* [Task prompt] Rewrite the entries below with "FancyBboxPatch" swapped for "RoundedBox" wherever it occurs, leaving everything else unchanged.

BEGIN

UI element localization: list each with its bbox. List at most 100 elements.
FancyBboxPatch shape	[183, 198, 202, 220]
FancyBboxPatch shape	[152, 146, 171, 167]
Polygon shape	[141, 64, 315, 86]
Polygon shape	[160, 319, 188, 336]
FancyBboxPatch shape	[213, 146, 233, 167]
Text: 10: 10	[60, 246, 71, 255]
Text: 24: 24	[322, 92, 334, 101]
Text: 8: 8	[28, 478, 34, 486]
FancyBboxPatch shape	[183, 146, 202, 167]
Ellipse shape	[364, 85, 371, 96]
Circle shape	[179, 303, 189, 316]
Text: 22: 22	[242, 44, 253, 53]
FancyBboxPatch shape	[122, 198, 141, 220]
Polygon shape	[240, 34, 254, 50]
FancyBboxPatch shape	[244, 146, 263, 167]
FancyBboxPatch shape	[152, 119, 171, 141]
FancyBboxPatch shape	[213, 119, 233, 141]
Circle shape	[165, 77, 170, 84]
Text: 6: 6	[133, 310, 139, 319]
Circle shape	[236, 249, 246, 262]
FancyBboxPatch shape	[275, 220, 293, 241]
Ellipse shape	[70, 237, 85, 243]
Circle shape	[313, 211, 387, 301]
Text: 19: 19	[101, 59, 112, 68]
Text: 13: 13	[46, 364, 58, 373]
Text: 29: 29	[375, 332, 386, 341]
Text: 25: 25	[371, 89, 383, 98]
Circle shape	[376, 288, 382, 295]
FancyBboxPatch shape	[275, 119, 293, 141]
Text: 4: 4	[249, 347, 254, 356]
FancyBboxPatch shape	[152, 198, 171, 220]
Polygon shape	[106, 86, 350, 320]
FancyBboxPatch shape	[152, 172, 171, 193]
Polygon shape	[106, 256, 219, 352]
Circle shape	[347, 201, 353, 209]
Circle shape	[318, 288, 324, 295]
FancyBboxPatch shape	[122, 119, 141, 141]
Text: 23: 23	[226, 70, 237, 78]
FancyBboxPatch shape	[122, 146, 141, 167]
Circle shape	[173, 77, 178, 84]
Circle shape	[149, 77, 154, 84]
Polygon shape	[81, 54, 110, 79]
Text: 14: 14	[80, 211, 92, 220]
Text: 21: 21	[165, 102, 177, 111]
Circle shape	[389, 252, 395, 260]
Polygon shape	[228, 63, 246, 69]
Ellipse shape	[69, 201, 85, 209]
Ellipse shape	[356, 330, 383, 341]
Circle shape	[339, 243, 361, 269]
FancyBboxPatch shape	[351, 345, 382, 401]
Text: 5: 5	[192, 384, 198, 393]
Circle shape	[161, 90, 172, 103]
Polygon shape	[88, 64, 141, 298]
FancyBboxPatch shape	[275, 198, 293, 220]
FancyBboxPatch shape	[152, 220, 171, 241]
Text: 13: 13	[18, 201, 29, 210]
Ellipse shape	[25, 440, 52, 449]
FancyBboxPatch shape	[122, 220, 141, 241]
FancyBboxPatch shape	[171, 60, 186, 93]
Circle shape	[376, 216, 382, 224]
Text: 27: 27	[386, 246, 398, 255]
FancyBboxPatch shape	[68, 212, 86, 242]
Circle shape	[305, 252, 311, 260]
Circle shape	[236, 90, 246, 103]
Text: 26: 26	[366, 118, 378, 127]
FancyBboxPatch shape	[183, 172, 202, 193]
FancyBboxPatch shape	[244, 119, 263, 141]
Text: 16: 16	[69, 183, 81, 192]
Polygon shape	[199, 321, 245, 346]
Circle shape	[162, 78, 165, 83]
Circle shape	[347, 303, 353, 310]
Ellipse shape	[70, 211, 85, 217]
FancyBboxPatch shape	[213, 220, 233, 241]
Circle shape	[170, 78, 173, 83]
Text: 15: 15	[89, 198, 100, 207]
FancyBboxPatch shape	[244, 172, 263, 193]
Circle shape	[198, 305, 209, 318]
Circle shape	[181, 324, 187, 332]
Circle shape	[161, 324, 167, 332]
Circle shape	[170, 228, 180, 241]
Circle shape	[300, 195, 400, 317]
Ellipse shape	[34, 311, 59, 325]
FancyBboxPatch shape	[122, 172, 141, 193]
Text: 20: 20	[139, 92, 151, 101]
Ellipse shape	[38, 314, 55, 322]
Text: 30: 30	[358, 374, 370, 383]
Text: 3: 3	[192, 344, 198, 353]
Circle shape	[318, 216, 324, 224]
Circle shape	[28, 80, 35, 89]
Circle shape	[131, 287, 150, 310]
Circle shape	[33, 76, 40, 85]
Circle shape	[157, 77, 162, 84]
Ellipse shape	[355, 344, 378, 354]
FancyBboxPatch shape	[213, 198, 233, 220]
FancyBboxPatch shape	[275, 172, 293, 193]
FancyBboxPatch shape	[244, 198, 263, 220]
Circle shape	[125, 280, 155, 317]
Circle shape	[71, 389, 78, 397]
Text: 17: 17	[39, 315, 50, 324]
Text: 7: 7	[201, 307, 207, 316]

END

* [Result of this task]
UI element localization: list each with its bbox. List at most 100 elements.
RoundedBox shape	[183, 198, 202, 220]
RoundedBox shape	[152, 146, 171, 167]
Polygon shape	[141, 64, 315, 86]
Polygon shape	[160, 319, 188, 336]
RoundedBox shape	[213, 146, 233, 167]
Text: 10: 10	[60, 246, 71, 255]
Text: 24: 24	[322, 92, 334, 101]
Text: 8: 8	[28, 478, 34, 486]
RoundedBox shape	[183, 146, 202, 167]
Ellipse shape	[364, 85, 371, 96]
Circle shape	[179, 303, 189, 316]
Text: 22: 22	[242, 44, 253, 53]
RoundedBox shape	[122, 198, 141, 220]
Polygon shape	[240, 34, 254, 50]
RoundedBox shape	[244, 146, 263, 167]
RoundedBox shape	[152, 119, 171, 141]
RoundedBox shape	[213, 119, 233, 141]
Circle shape	[165, 77, 170, 84]
Text: 6: 6	[133, 310, 139, 319]
Circle shape	[236, 249, 246, 262]
RoundedBox shape	[275, 220, 293, 241]
Ellipse shape	[70, 237, 85, 243]
Circle shape	[313, 211, 387, 301]
Text: 19: 19	[101, 59, 112, 68]
Text: 13: 13	[46, 364, 58, 373]
Text: 29: 29	[375, 332, 386, 341]
Text: 25: 25	[371, 89, 383, 98]
Circle shape	[376, 288, 382, 295]
RoundedBox shape	[275, 119, 293, 141]
Text: 4: 4	[249, 347, 254, 356]
RoundedBox shape	[152, 198, 171, 220]
Polygon shape	[106, 86, 350, 320]
RoundedBox shape	[152, 172, 171, 193]
Polygon shape	[106, 256, 219, 352]
Circle shape	[347, 201, 353, 209]
Circle shape	[318, 288, 324, 295]
RoundedBox shape	[122, 119, 141, 141]
Text: 23: 23	[226, 70, 237, 78]
RoundedBox shape	[122, 146, 141, 167]
Circle shape	[173, 77, 178, 84]
Circle shape	[149, 77, 154, 84]
Polygon shape	[81, 54, 110, 79]
Text: 14: 14	[80, 211, 92, 220]
Text: 21: 21	[165, 102, 177, 111]
Circle shape	[389, 252, 395, 260]
Polygon shape	[228, 63, 246, 69]
Ellipse shape	[69, 201, 85, 209]
Ellipse shape	[356, 330, 383, 341]
Circle shape	[339, 243, 361, 269]
RoundedBox shape	[351, 345, 382, 401]
Text: 5: 5	[192, 384, 198, 393]
Circle shape	[161, 90, 172, 103]
Polygon shape	[88, 64, 141, 298]
RoundedBox shape	[275, 198, 293, 220]
RoundedBox shape	[152, 220, 171, 241]
Text: 13: 13	[18, 201, 29, 210]
Ellipse shape	[25, 440, 52, 449]
RoundedBox shape	[122, 220, 141, 241]
RoundedBox shape	[171, 60, 186, 93]
Circle shape	[376, 216, 382, 224]
Text: 27: 27	[386, 246, 398, 255]
RoundedBox shape	[68, 212, 86, 242]
Circle shape	[305, 252, 311, 260]
Circle shape	[236, 90, 246, 103]
Text: 26: 26	[366, 118, 378, 127]
RoundedBox shape	[183, 172, 202, 193]
RoundedBox shape	[244, 119, 263, 141]
Text: 16: 16	[69, 183, 81, 192]
Polygon shape	[199, 321, 245, 346]
Circle shape	[162, 78, 165, 83]
Circle shape	[347, 303, 353, 310]
Ellipse shape	[70, 211, 85, 217]
RoundedBox shape	[213, 220, 233, 241]
Circle shape	[170, 78, 173, 83]
Text: 15: 15	[89, 198, 100, 207]
RoundedBox shape	[244, 172, 263, 193]
Circle shape	[198, 305, 209, 318]
Circle shape	[181, 324, 187, 332]
Circle shape	[161, 324, 167, 332]
Circle shape	[170, 228, 180, 241]
Circle shape	[300, 195, 400, 317]
Ellipse shape	[34, 311, 59, 325]
RoundedBox shape	[122, 172, 141, 193]
Text: 20: 20	[139, 92, 151, 101]
Ellipse shape	[38, 314, 55, 322]
Text: 30: 30	[358, 374, 370, 383]
Text: 3: 3	[192, 344, 198, 353]
Circle shape	[318, 216, 324, 224]
Circle shape	[28, 80, 35, 89]
Circle shape	[131, 287, 150, 310]
Circle shape	[33, 76, 40, 85]
Circle shape	[157, 77, 162, 84]
Ellipse shape	[355, 344, 378, 354]
RoundedBox shape	[213, 198, 233, 220]
RoundedBox shape	[275, 172, 293, 193]
RoundedBox shape	[244, 198, 263, 220]
Circle shape	[125, 280, 155, 317]
Circle shape	[71, 389, 78, 397]
Text: 17: 17	[39, 315, 50, 324]
Text: 7: 7	[201, 307, 207, 316]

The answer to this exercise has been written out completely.